§ **Problem**: Print the data exactly, leaving nothing out.

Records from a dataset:
⟨

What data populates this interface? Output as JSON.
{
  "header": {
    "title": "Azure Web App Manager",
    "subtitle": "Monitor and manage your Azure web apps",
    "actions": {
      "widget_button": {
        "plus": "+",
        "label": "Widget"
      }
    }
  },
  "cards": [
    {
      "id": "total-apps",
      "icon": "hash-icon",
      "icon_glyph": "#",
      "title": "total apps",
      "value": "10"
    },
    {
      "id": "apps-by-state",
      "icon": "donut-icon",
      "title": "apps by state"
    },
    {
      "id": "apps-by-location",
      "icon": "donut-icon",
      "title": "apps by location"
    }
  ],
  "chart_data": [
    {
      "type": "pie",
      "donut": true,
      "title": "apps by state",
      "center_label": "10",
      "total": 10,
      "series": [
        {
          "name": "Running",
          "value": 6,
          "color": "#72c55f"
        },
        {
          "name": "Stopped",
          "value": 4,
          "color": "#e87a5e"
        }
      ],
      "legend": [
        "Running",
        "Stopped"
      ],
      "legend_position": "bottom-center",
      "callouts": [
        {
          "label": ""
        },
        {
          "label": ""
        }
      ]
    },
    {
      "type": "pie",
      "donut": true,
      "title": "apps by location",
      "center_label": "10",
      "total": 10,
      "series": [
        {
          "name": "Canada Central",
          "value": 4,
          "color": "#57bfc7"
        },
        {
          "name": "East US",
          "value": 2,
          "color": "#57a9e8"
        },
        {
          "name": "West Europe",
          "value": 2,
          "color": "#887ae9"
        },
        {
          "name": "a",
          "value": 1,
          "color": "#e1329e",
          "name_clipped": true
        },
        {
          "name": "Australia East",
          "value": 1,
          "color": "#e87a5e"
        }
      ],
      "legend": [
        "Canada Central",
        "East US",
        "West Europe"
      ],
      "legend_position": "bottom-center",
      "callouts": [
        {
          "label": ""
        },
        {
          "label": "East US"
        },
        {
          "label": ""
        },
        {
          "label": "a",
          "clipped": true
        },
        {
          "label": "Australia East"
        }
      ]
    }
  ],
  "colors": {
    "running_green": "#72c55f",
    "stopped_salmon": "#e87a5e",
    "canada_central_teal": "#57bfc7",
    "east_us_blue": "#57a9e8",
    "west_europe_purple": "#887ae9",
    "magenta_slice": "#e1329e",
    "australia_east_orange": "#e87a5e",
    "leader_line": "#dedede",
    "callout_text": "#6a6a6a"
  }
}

⟩

§ **Output of the exercise**:
What data populates this interface? Output as JSON.
{
  "header": {
    "title": "Azure Web App Manager",
    "subtitle": "Monitor and manage your Azure web apps",
    "actions": {
      "widget_button": {
        "plus": "+",
        "label": "Widget"
      }
    }
  },
  "cards": [
    {
      "id": "total-apps",
      "icon": "hash-icon",
      "icon_glyph": "#",
      "title": "total apps",
      "value": "10"
    },
    {
      "id": "apps-by-state",
      "icon": "donut-icon",
      "title": "apps by state"
    },
    {
      "id": "apps-by-location",
      "icon": "donut-icon",
      "title": "apps by location"
    }
  ],
  "chart_data": [
    {
      "type": "pie",
      "donut": true,
      "title": "apps by state",
      "center_label": "10",
      "total": 10,
      "series": [
        {
          "name": "Running",
          "value": 6,
          "color": "#72c55f"
        },
        {
          "name": "Stopped",
          "value": 4,
          "color": "#e87a5e"
        }
      ],
      "legend": [
        "Running",
        "Stopped"
      ],
      "legend_position": "bottom-center",
      "callouts": [
        {
          "label": ""
        },
        {
          "label": ""
        }
      ]
    },
    {
      "type": "pie",
      "donut": true,
      "title": "apps by location",
      "center_label": "10",
      "total": 10,
      "series": [
        {
          "name": "Canada Central",
          "value": 4,
          "color": "#57bfc7"
        },
        {
          "name": "East US",
          "value": 2,
          "color": "#57a9e8"
        },
        {
          "name": "West Europe",
          "value": 2,
          "color": "#887ae9"
        },
        {
          "name": "a",
          "value": 1,
          "color": "#e1329e",
          "name_clipped": true
        },
        {
          "name": "Australia East",
          "value": 1,
          "color": "#e87a5e"
        }
      ],
      "legend": [
        "Canada Central",
        "East US",
        "West Europe"
      ],
      "legend_position": "bottom-center",
      "callouts": [
        {
          "label": ""
        },
        {
          "label": "East US"
        },
        {
          "label": ""
        },
        {
          "label": "a",
          "clipped": true
        },
        {
          "label": "Australia East"
        }
      ]
    }
  ],
  "colors": {
    "running_green": "#72c55f",
    "stopped_salmon": "#e87a5e",
    "canada_central_teal": "#57bfc7",
    "east_us_blue": "#57a9e8",
    "west_europe_purple": "#887ae9",
    "magenta_slice": "#e1329e",
    "australia_east_orange": "#e87a5e",
    "leader_line": "#dedede",
    "callout_text": "#6a6a6a"
  }
}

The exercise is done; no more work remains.